++++ Information supplied ++++

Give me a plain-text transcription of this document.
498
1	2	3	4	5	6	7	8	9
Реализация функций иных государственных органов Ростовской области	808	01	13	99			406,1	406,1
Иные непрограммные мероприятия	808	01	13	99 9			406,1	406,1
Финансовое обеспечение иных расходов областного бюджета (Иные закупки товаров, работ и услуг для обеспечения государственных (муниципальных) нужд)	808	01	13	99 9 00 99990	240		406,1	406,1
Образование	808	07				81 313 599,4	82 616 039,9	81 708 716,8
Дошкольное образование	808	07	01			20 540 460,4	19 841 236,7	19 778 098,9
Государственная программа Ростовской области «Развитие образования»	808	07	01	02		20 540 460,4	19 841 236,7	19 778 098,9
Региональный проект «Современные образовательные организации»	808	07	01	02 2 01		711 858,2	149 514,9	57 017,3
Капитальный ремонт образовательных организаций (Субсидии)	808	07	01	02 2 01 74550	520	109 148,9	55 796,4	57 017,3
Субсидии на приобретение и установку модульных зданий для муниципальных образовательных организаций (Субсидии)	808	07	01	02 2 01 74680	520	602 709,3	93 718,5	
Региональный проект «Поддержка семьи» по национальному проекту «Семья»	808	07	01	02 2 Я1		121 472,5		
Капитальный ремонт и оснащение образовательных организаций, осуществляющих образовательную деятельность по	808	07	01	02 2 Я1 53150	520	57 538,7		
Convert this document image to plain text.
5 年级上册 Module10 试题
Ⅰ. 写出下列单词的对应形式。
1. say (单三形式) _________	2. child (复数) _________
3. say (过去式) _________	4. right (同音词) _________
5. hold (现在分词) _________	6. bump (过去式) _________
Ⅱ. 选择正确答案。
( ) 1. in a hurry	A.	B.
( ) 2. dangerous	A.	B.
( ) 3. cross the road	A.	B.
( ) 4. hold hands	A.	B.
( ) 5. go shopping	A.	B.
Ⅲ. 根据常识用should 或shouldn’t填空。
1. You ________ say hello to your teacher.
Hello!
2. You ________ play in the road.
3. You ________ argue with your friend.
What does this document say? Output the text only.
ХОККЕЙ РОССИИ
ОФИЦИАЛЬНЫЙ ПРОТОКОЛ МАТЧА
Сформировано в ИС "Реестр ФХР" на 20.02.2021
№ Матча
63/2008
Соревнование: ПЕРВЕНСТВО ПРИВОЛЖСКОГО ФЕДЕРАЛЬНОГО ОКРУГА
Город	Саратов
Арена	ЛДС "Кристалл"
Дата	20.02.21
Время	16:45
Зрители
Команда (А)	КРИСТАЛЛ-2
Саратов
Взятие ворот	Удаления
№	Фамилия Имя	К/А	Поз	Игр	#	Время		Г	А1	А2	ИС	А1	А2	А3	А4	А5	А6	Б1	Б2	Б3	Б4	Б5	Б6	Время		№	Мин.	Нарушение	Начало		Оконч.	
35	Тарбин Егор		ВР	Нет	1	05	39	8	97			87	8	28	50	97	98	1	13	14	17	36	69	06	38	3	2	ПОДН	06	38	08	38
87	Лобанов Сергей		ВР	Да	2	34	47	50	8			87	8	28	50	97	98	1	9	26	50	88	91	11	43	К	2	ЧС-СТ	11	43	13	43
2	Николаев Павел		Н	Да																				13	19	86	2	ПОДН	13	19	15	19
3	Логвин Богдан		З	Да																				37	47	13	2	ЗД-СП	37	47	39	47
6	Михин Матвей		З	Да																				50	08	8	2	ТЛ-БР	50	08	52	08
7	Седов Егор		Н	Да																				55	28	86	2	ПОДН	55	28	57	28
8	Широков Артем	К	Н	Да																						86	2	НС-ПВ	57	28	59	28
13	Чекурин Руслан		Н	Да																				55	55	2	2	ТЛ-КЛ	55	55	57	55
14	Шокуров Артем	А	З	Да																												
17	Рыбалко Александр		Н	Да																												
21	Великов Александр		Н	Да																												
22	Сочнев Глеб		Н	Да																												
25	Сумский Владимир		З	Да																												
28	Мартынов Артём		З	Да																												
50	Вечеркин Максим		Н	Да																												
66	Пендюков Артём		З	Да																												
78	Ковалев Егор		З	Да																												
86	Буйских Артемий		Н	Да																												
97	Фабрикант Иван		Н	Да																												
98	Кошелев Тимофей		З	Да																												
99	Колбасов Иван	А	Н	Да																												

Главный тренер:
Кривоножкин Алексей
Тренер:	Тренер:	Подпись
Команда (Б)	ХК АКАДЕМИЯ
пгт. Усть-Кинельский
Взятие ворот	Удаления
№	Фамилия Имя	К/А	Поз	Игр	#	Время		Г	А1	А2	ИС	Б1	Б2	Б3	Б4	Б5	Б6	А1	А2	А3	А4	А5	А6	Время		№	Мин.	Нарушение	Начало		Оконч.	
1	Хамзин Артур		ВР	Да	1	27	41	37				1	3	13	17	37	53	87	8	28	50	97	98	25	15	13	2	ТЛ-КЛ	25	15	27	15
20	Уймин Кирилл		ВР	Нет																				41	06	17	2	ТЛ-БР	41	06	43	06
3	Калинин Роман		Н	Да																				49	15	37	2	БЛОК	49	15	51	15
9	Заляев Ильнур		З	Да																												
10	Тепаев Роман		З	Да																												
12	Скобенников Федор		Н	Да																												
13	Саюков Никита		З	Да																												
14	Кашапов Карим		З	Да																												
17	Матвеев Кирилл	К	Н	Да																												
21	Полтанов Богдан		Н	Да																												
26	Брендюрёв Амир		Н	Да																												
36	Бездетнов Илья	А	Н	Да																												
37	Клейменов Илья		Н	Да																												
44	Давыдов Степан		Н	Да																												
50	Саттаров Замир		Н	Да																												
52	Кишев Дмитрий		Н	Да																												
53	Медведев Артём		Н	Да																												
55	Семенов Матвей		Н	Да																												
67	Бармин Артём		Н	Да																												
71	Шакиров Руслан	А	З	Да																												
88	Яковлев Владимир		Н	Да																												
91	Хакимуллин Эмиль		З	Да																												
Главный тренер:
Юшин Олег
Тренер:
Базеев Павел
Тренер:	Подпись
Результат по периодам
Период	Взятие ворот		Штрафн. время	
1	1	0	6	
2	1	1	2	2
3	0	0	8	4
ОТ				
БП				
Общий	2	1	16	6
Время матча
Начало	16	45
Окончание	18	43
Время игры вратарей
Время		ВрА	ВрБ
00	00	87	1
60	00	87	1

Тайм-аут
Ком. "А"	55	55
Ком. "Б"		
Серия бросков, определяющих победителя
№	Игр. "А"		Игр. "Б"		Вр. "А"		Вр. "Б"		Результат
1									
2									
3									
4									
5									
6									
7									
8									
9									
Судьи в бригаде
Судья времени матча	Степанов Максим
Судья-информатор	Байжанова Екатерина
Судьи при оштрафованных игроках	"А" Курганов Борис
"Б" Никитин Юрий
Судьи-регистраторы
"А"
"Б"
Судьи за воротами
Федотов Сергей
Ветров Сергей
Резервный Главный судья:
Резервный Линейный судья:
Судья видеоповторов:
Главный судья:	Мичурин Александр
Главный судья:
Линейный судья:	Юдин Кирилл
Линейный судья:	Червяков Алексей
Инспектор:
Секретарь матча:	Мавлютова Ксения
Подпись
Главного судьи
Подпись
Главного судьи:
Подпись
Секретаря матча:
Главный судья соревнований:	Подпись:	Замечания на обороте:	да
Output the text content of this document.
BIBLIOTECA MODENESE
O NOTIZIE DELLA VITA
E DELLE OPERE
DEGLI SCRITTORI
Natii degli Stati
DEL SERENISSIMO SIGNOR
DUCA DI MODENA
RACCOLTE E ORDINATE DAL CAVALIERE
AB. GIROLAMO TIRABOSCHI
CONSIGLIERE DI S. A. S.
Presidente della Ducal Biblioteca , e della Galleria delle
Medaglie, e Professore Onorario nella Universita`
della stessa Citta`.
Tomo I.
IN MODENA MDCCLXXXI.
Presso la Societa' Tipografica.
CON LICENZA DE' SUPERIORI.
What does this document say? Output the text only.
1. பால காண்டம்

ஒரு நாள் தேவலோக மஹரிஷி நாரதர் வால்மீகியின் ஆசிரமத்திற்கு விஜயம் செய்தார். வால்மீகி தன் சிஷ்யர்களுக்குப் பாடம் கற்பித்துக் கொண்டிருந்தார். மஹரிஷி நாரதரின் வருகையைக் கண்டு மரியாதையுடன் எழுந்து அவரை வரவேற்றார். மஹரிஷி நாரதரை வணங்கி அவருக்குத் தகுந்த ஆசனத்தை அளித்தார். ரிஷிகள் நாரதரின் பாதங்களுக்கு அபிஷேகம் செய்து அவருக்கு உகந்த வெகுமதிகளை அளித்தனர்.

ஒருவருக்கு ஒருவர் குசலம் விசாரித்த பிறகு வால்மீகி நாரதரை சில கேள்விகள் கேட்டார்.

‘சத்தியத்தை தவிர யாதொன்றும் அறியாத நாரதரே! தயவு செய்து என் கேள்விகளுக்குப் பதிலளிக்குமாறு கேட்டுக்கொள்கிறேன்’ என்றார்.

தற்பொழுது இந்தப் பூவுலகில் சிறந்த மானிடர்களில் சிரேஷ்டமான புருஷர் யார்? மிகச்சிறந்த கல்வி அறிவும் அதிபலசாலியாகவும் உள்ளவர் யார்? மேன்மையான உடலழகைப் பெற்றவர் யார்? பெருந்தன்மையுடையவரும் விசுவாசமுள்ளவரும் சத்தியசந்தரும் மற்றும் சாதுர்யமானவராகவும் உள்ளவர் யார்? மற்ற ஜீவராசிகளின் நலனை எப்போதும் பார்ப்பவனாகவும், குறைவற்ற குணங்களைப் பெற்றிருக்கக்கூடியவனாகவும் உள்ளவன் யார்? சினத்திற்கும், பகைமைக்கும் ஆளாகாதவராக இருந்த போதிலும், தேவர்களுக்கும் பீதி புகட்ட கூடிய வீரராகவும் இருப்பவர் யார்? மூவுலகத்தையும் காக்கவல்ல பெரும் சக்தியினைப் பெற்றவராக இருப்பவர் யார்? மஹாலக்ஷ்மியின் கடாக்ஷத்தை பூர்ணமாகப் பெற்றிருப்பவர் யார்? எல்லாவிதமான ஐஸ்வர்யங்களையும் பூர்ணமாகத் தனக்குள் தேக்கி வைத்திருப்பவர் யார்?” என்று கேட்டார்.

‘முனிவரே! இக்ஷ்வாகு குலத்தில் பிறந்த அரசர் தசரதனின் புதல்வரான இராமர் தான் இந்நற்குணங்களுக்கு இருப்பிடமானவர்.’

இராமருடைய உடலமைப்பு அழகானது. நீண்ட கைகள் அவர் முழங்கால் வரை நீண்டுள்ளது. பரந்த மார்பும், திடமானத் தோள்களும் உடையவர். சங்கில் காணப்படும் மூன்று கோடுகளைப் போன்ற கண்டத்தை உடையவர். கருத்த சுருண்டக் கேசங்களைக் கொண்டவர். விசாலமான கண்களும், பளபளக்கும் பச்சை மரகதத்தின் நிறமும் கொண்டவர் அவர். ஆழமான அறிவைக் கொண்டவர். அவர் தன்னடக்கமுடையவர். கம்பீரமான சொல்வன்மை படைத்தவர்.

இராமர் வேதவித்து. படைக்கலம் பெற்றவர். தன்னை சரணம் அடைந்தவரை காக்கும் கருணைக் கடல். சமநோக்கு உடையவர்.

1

++++

Exercise requirements:
Copy the lines from the entries above in which the word "Нарушение" appears.

Answer to this problem:
№	Фамилия Имя	К/А	Поз	Игр	#	Время		Г	А1	А2	ИС	А1	А2	А3	А4	А5	А6	Б1	Б2	Б3	Б4	Б5	Б6	Время		№	Мин.	Нарушение	Начало		Оконч.	
№	Фамилия Имя	К/А	Поз	Игр	#	Время		Г	А1	А2	ИС	Б1	Б2	Б3	Б4	Б5	Б6	А1	А2	А3	А4	А5	А6	Время		№	Мин.	Нарушение	Начало		Оконч.	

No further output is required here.